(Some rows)
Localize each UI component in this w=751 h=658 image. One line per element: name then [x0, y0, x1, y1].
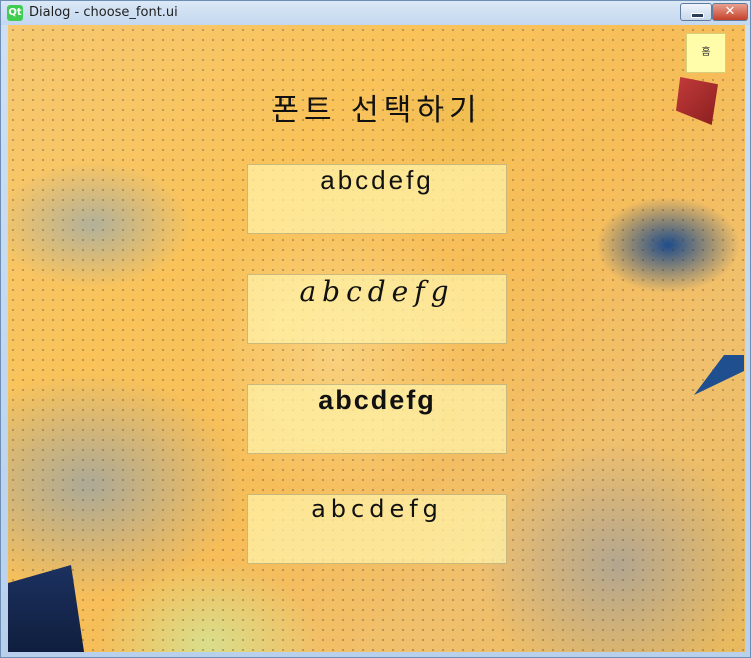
- home-button[interactable]: 홈: [686, 33, 726, 73]
- close-icon: ✕: [724, 4, 736, 19]
- title-bar[interactable]: Qt Dialog - choose_font.ui ✕: [1, 1, 750, 25]
- font-option-button-2[interactable]: abcdefg: [247, 274, 507, 344]
- dialog-content: 폰트 선택하기 abcdefg abcdefg abcdefg abcdefg …: [8, 25, 745, 652]
- font-option-button-3[interactable]: abcdefg: [247, 384, 507, 454]
- window-title: Dialog - choose_font.ui: [29, 5, 178, 20]
- close-button[interactable]: ✕: [712, 3, 748, 21]
- page-title: 폰트 선택하기: [271, 93, 482, 128]
- qt-icon: Qt: [7, 5, 23, 21]
- dialog-window: Qt Dialog - choose_font.ui ✕ 폰트 선택하기 abc…: [0, 0, 751, 658]
- font-option-button-4[interactable]: abcdefg: [247, 494, 507, 564]
- minimize-button[interactable]: [680, 3, 712, 21]
- font-option-button-1[interactable]: abcdefg: [247, 164, 507, 234]
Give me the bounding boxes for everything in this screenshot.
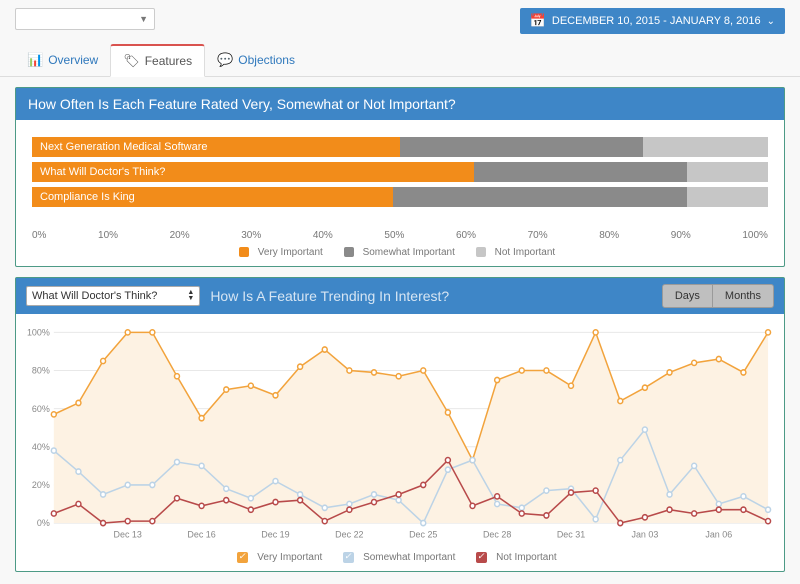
bar-label: Compliance Is King <box>40 187 135 207</box>
svg-text:Jan 03: Jan 03 <box>631 530 658 540</box>
panel-title: How Often Is Each Feature Rated Very, So… <box>16 88 784 120</box>
stacked-bar-chart: Next Generation Medical Software What Wil… <box>32 137 768 226</box>
tab-overview[interactable]: 📊 Overview <box>15 44 110 76</box>
svg-text:60%: 60% <box>32 404 50 414</box>
svg-text:Dec 13: Dec 13 <box>114 530 142 540</box>
legend-very: Very Important <box>258 247 323 258</box>
tab-label: Overview <box>48 53 98 67</box>
comment-icon: 💬 <box>217 52 233 68</box>
feature-select-value: What Will Doctor's Think? <box>32 290 157 302</box>
svg-text:40%: 40% <box>32 442 50 452</box>
svg-text:Dec 31: Dec 31 <box>557 530 585 540</box>
panel2-title: How Is A Feature Trending In Interest? <box>210 288 652 304</box>
toggle-days[interactable]: Days <box>662 284 713 308</box>
legend2-somewhat: Somewhat Important <box>363 552 455 563</box>
caret-down-icon: ▼ <box>139 14 148 24</box>
tag-icon: 🏷 <box>123 53 140 69</box>
stepper-icon: ▲▼ <box>187 290 194 302</box>
svg-text:Jan 06: Jan 06 <box>705 530 732 540</box>
tab-label: Features <box>145 54 192 68</box>
chevron-down-icon: ⌄ <box>767 16 775 27</box>
svg-text:0%: 0% <box>37 518 50 528</box>
date-range-label: DECEMBER 10, 2015 - JANUARY 8, 2016 <box>552 15 761 27</box>
svg-text:Dec 25: Dec 25 <box>409 530 437 540</box>
legend: Very Important Somewhat Important Not Im… <box>32 247 768 258</box>
bar-row: What Will Doctor's Think? <box>32 162 768 182</box>
legend2-not: Not Important <box>496 552 557 563</box>
svg-text:Dec 16: Dec 16 <box>187 530 215 540</box>
svg-text:80%: 80% <box>32 365 50 375</box>
calendar-icon: 📅 <box>530 13 546 29</box>
legend2-very: Very Important <box>257 552 322 563</box>
date-range-picker[interactable]: 📅 DECEMBER 10, 2015 - JANUARY 8, 2016 ⌄ <box>520 8 785 34</box>
bar-row: Next Generation Medical Software <box>32 137 768 157</box>
legend-not: Not Important <box>495 247 556 258</box>
bar-row: Compliance Is King <box>32 187 768 207</box>
feature-select[interactable]: What Will Doctor's Think? ▲▼ <box>26 286 200 306</box>
panel-feature-importance: How Often Is Each Feature Rated Very, So… <box>15 87 785 267</box>
tab-label: Objections <box>238 53 295 67</box>
tab-objections[interactable]: 💬 Objections <box>205 44 307 76</box>
chart-icon: 📊 <box>27 52 43 68</box>
svg-text:100%: 100% <box>27 327 50 337</box>
bar-label: What Will Doctor's Think? <box>40 162 165 182</box>
panel-feature-trend: What Will Doctor's Think? ▲▼ How Is A Fe… <box>15 277 785 572</box>
legend-somewhat: Somewhat Important <box>363 247 455 258</box>
top-dropdown[interactable]: ▼ <box>15 8 155 30</box>
toggle-months[interactable]: Months <box>713 284 774 308</box>
svg-text:Dec 22: Dec 22 <box>335 530 363 540</box>
bar-label: Next Generation Medical Software <box>40 137 208 157</box>
svg-text:20%: 20% <box>32 480 50 490</box>
svg-text:Dec 28: Dec 28 <box>483 530 511 540</box>
tab-features[interactable]: 🏷 Features <box>110 44 205 77</box>
line-chart: 0% 20% 40% 60% 80% 100% Dec 13 Dec 16 Dec 19 Dec … <box>22 324 778 544</box>
tabs: 📊 Overview 🏷 Features 💬 Objections <box>0 44 800 77</box>
time-toggle: Days Months <box>662 284 774 308</box>
svg-text:Dec 19: Dec 19 <box>261 530 289 540</box>
legend2: Very Important Somewhat Important Not Im… <box>16 548 784 571</box>
x-axis: 0%10%20%30%40%50%60%70%80%90%100% <box>32 230 768 241</box>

* [Work to be completed]
Begin at the line that has "bar-label: Compliance Is" and stop after the line that has "svg-text:Dec 13: Dec". Reproduce only those rows, renaming "Compliance" to "Regulation" and keeping everything else the same.

* [Correct answer]
bar-label: Regulation Is King <box>40 187 135 207</box>
svg-text:Jan 03: Jan 03 <box>631 530 658 540</box>
panel-title: How Often Is Each Feature Rated Very, So… <box>16 88 784 120</box>
stacked-bar-chart: Next Generation Medical Software What Wil… <box>32 137 768 226</box>
tab-overview[interactable]: 📊 Overview <box>15 44 110 76</box>
svg-text:60%: 60% <box>32 404 50 414</box>
svg-text:Dec 13: Dec 13 <box>114 530 142 540</box>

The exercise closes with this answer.